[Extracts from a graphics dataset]
▶

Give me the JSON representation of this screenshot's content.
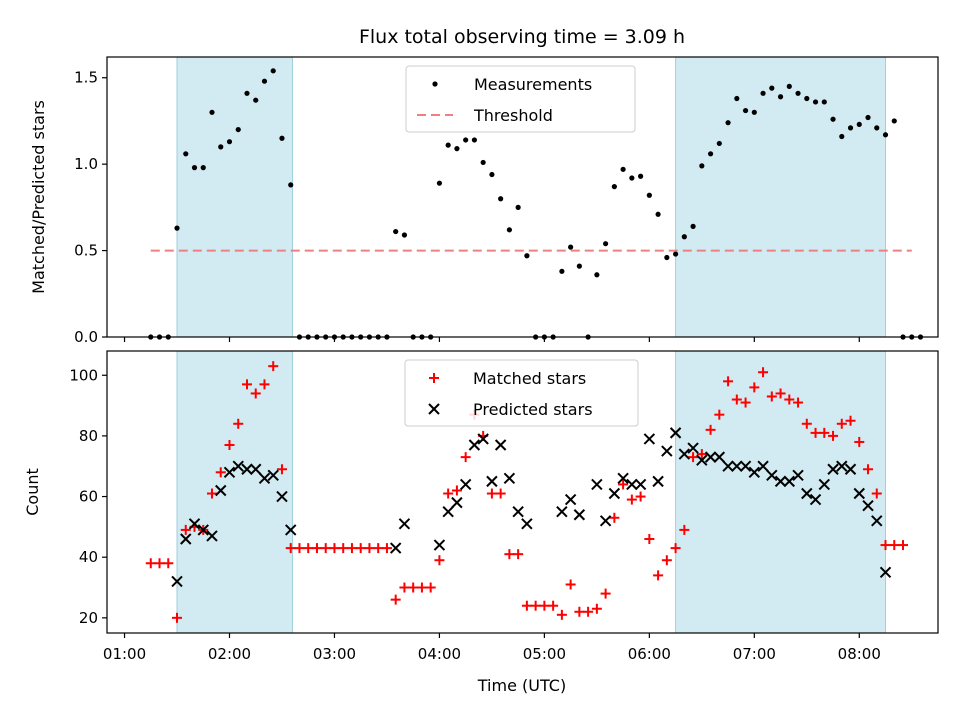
{
  "chart_data": [
    {
      "type": "scatter",
      "title": "Flux total observing time = 3.09 h",
      "ylabel": "Matched/Predicted stars",
      "xlabel": "",
      "ylim": [
        0,
        1.62
      ],
      "yticks": [
        "0.0",
        "0.5",
        "1.0",
        "1.5"
      ],
      "ytick_values": [
        0,
        0.5,
        1.0,
        1.5
      ],
      "shaded_ranges": [
        [
          "01:30",
          "02:36"
        ],
        [
          "06:15",
          "08:15"
        ]
      ],
      "shade_color": "#add8e6",
      "series": [
        {
          "name": "Measurements",
          "marker": "dot",
          "color": "#000000",
          "points": [
            [
              "01:15",
              0
            ],
            [
              "01:20",
              0
            ],
            [
              "01:25",
              0
            ],
            [
              "01:30",
              0.63
            ],
            [
              "01:35",
              1.06
            ],
            [
              "01:40",
              0.98
            ],
            [
              "01:45",
              0.98
            ],
            [
              "01:50",
              1.3
            ],
            [
              "01:55",
              1.1
            ],
            [
              "02:00",
              1.13
            ],
            [
              "02:05",
              1.2
            ],
            [
              "02:10",
              1.41
            ],
            [
              "02:15",
              1.37
            ],
            [
              "02:20",
              1.48
            ],
            [
              "02:25",
              1.54
            ],
            [
              "02:30",
              1.15
            ],
            [
              "02:35",
              0.88
            ],
            [
              "02:40",
              0
            ],
            [
              "02:45",
              0
            ],
            [
              "02:50",
              0
            ],
            [
              "02:55",
              0
            ],
            [
              "03:00",
              0
            ],
            [
              "03:05",
              0
            ],
            [
              "03:10",
              0
            ],
            [
              "03:15",
              0
            ],
            [
              "03:20",
              0
            ],
            [
              "03:25",
              0
            ],
            [
              "03:30",
              0
            ],
            [
              "03:35",
              0.61
            ],
            [
              "03:40",
              0.59
            ],
            [
              "03:45",
              0
            ],
            [
              "03:50",
              0
            ],
            [
              "03:55",
              0
            ],
            [
              "04:00",
              0.89
            ],
            [
              "04:05",
              1.11
            ],
            [
              "04:10",
              1.09
            ],
            [
              "04:15",
              1.14
            ],
            [
              "04:20",
              1.14
            ],
            [
              "04:25",
              1.01
            ],
            [
              "04:30",
              0.94
            ],
            [
              "04:35",
              0.8
            ],
            [
              "04:40",
              0.62
            ],
            [
              "04:45",
              0.75
            ],
            [
              "04:50",
              0.47
            ],
            [
              "04:55",
              0
            ],
            [
              "05:00",
              0
            ],
            [
              "05:05",
              0
            ],
            [
              "05:10",
              0.38
            ],
            [
              "05:15",
              0.52
            ],
            [
              "05:20",
              0.41
            ],
            [
              "05:25",
              0
            ],
            [
              "05:30",
              0.36
            ],
            [
              "05:35",
              0.54
            ],
            [
              "05:40",
              0.87
            ],
            [
              "05:45",
              0.97
            ],
            [
              "05:50",
              0.92
            ],
            [
              "05:55",
              0.93
            ],
            [
              "06:00",
              0.82
            ],
            [
              "06:05",
              0.71
            ],
            [
              "06:10",
              0.46
            ],
            [
              "06:15",
              0.48
            ],
            [
              "06:20",
              0.58
            ],
            [
              "06:25",
              0.64
            ],
            [
              "06:30",
              0.99
            ],
            [
              "06:35",
              1.06
            ],
            [
              "06:40",
              1.12
            ],
            [
              "06:45",
              1.24
            ],
            [
              "06:50",
              1.38
            ],
            [
              "06:55",
              1.31
            ],
            [
              "07:00",
              1.3
            ],
            [
              "07:05",
              1.41
            ],
            [
              "07:10",
              1.44
            ],
            [
              "07:15",
              1.39
            ],
            [
              "07:20",
              1.45
            ],
            [
              "07:25",
              1.41
            ],
            [
              "07:30",
              1.38
            ],
            [
              "07:35",
              1.36
            ],
            [
              "07:40",
              1.36
            ],
            [
              "07:45",
              1.26
            ],
            [
              "07:50",
              1.16
            ],
            [
              "07:55",
              1.21
            ],
            [
              "08:00",
              1.23
            ],
            [
              "08:05",
              1.27
            ],
            [
              "08:10",
              1.21
            ],
            [
              "08:15",
              1.17
            ],
            [
              "08:20",
              1.25
            ],
            [
              "08:25",
              0
            ],
            [
              "08:30",
              0
            ],
            [
              "08:35",
              0
            ]
          ]
        },
        {
          "name": "Threshold",
          "marker": "dashed-line",
          "color": "#f08080",
          "points": [
            [
              "01:15",
              0.5
            ],
            [
              "08:30",
              0.5
            ]
          ]
        }
      ],
      "legend": {
        "placement": "upper-center",
        "entries": [
          "Measurements",
          "Threshold"
        ]
      }
    },
    {
      "type": "scatter",
      "xlabel": "Time (UTC)",
      "ylabel": "Count",
      "ylim": [
        15,
        108
      ],
      "yticks": [
        "20",
        "40",
        "60",
        "80",
        "100"
      ],
      "ytick_values": [
        20,
        40,
        60,
        80,
        100
      ],
      "xticks": [
        "01:00",
        "02:00",
        "03:00",
        "04:00",
        "05:00",
        "06:00",
        "07:00",
        "08:00"
      ],
      "shaded_ranges": [
        [
          "01:30",
          "02:36"
        ],
        [
          "06:15",
          "08:15"
        ]
      ],
      "shade_color": "#add8e6",
      "series": [
        {
          "name": "Matched stars",
          "marker": "plus",
          "color": "#ff0000",
          "points": [
            [
              "01:15",
              38
            ],
            [
              "01:20",
              38
            ],
            [
              "01:25",
              38
            ],
            [
              "01:30",
              20
            ],
            [
              "01:35",
              49
            ],
            [
              "01:40",
              50
            ],
            [
              "01:45",
              49
            ],
            [
              "01:50",
              61
            ],
            [
              "01:55",
              68
            ],
            [
              "02:00",
              77
            ],
            [
              "02:05",
              84
            ],
            [
              "02:10",
              97
            ],
            [
              "02:15",
              94
            ],
            [
              "02:20",
              97
            ],
            [
              "02:25",
              103
            ],
            [
              "02:30",
              69
            ],
            [
              "02:35",
              43
            ],
            [
              "02:40",
              43
            ],
            [
              "02:45",
              43
            ],
            [
              "02:50",
              43
            ],
            [
              "02:55",
              43
            ],
            [
              "03:00",
              43
            ],
            [
              "03:05",
              43
            ],
            [
              "03:10",
              43
            ],
            [
              "03:15",
              43
            ],
            [
              "03:20",
              43
            ],
            [
              "03:25",
              43
            ],
            [
              "03:30",
              43
            ],
            [
              "03:35",
              26
            ],
            [
              "03:40",
              30
            ],
            [
              "03:45",
              30
            ],
            [
              "03:50",
              30
            ],
            [
              "03:55",
              30
            ],
            [
              "04:00",
              39
            ],
            [
              "04:05",
              61
            ],
            [
              "04:10",
              62
            ],
            [
              "04:15",
              73
            ],
            [
              "04:20",
              87
            ],
            [
              "04:25",
              80
            ],
            [
              "04:30",
              61
            ],
            [
              "04:35",
              61
            ],
            [
              "04:40",
              41
            ],
            [
              "04:45",
              41
            ],
            [
              "04:50",
              24
            ],
            [
              "04:55",
              24
            ],
            [
              "05:00",
              24
            ],
            [
              "05:05",
              24
            ],
            [
              "05:10",
              21
            ],
            [
              "05:15",
              31
            ],
            [
              "05:20",
              22
            ],
            [
              "05:25",
              22
            ],
            [
              "05:30",
              23
            ],
            [
              "05:35",
              28
            ],
            [
              "05:40",
              53
            ],
            [
              "05:45",
              64
            ],
            [
              "05:50",
              59
            ],
            [
              "05:55",
              60
            ],
            [
              "06:00",
              46
            ],
            [
              "06:05",
              34
            ],
            [
              "06:10",
              39
            ],
            [
              "06:15",
              43
            ],
            [
              "06:20",
              49
            ],
            [
              "06:25",
              73
            ],
            [
              "06:30",
              74
            ],
            [
              "06:35",
              82
            ],
            [
              "06:40",
              87
            ],
            [
              "06:45",
              98
            ],
            [
              "06:50",
              92
            ],
            [
              "06:55",
              91
            ],
            [
              "07:00",
              96
            ],
            [
              "07:05",
              101
            ],
            [
              "07:10",
              93
            ],
            [
              "07:15",
              94
            ],
            [
              "07:20",
              92
            ],
            [
              "07:25",
              91
            ],
            [
              "07:30",
              84
            ],
            [
              "07:35",
              81
            ],
            [
              "07:40",
              81
            ],
            [
              "07:45",
              80
            ],
            [
              "07:50",
              84
            ],
            [
              "07:55",
              85
            ],
            [
              "08:00",
              78
            ],
            [
              "08:05",
              69
            ],
            [
              "08:10",
              61
            ],
            [
              "08:15",
              44
            ],
            [
              "08:20",
              44
            ],
            [
              "08:25",
              44
            ]
          ]
        },
        {
          "name": "Predicted stars",
          "marker": "x",
          "color": "#000000",
          "points": [
            [
              "01:30",
              32
            ],
            [
              "01:35",
              46
            ],
            [
              "01:40",
              51
            ],
            [
              "01:45",
              49
            ],
            [
              "01:50",
              47
            ],
            [
              "01:55",
              62
            ],
            [
              "02:00",
              68
            ],
            [
              "02:05",
              70
            ],
            [
              "02:10",
              69
            ],
            [
              "02:15",
              69
            ],
            [
              "02:20",
              66
            ],
            [
              "02:25",
              67
            ],
            [
              "02:30",
              60
            ],
            [
              "02:35",
              49
            ],
            [
              "03:35",
              43
            ],
            [
              "03:40",
              51
            ],
            [
              "04:00",
              44
            ],
            [
              "04:05",
              55
            ],
            [
              "04:10",
              58
            ],
            [
              "04:15",
              64
            ],
            [
              "04:20",
              77
            ],
            [
              "04:25",
              79
            ],
            [
              "04:30",
              65
            ],
            [
              "04:35",
              77
            ],
            [
              "04:40",
              66
            ],
            [
              "04:45",
              55
            ],
            [
              "04:50",
              51
            ],
            [
              "05:10",
              55
            ],
            [
              "05:15",
              59
            ],
            [
              "05:20",
              54
            ],
            [
              "05:30",
              64
            ],
            [
              "05:35",
              52
            ],
            [
              "05:40",
              61
            ],
            [
              "05:45",
              66
            ],
            [
              "05:50",
              64
            ],
            [
              "05:55",
              64
            ],
            [
              "06:00",
              79
            ],
            [
              "06:05",
              65
            ],
            [
              "06:10",
              75
            ],
            [
              "06:15",
              81
            ],
            [
              "06:20",
              74
            ],
            [
              "06:25",
              76
            ],
            [
              "06:30",
              72
            ],
            [
              "06:35",
              73
            ],
            [
              "06:40",
              73
            ],
            [
              "06:45",
              70
            ],
            [
              "06:50",
              70
            ],
            [
              "06:55",
              70
            ],
            [
              "07:00",
              68
            ],
            [
              "07:05",
              70
            ],
            [
              "07:10",
              67
            ],
            [
              "07:15",
              65
            ],
            [
              "07:20",
              65
            ],
            [
              "07:25",
              67
            ],
            [
              "07:30",
              61
            ],
            [
              "07:35",
              59
            ],
            [
              "07:40",
              64
            ],
            [
              "07:45",
              69
            ],
            [
              "07:50",
              70
            ],
            [
              "07:55",
              69
            ],
            [
              "08:00",
              61
            ],
            [
              "08:05",
              57
            ],
            [
              "08:10",
              52
            ],
            [
              "08:15",
              35
            ]
          ]
        }
      ],
      "legend": {
        "placement": "upper-center",
        "entries": [
          "Matched stars",
          "Predicted stars"
        ]
      }
    }
  ]
}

◀

◆ Aim of the exercise:
Pick out each line above that includes "stars" and show it.

◆ Solution to this problem:
      "ylabel": "Matched/Predicted stars",
          "name": "Matched stars",
          "name": "Predicted stars",
          "Matched stars",
          "Predicted stars"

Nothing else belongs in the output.